Job
Print out the entries below with no edits.

↓↓↓

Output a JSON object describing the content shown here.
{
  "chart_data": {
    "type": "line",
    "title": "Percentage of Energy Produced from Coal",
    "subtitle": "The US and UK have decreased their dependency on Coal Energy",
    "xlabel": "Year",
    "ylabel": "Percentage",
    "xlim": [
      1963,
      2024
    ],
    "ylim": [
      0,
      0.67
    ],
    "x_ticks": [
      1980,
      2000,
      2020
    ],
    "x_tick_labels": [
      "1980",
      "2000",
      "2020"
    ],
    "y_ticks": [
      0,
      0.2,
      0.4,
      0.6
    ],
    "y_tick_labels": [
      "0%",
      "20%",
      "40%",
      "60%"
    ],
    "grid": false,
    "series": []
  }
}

↑↑↑

Result of this task
Output a JSON object describing the content shown here.
{
  "chart_data": {
    "type": "line",
    "title": "Percentage of Energy Produced from Coal",
    "subtitle": "The US and UK have decreased their dependency on Coal Energy",
    "xlabel": "Year",
    "ylabel": "Percentage",
    "xlim": [
      1963,
      2024
    ],
    "ylim": [
      0,
      0.67
    ],
    "x_ticks": [
      1980,
      2000,
      2020
    ],
    "x_tick_labels": [
      "1980",
      "2000",
      "2020"
    ],
    "y_ticks": [
      0,
      0.2,
      0.4,
      0.6
    ],
    "y_tick_labels": [
      "0%",
      "20%",
      "40%",
      "60%"
    ],
    "grid": false,
    "series": []
  }
}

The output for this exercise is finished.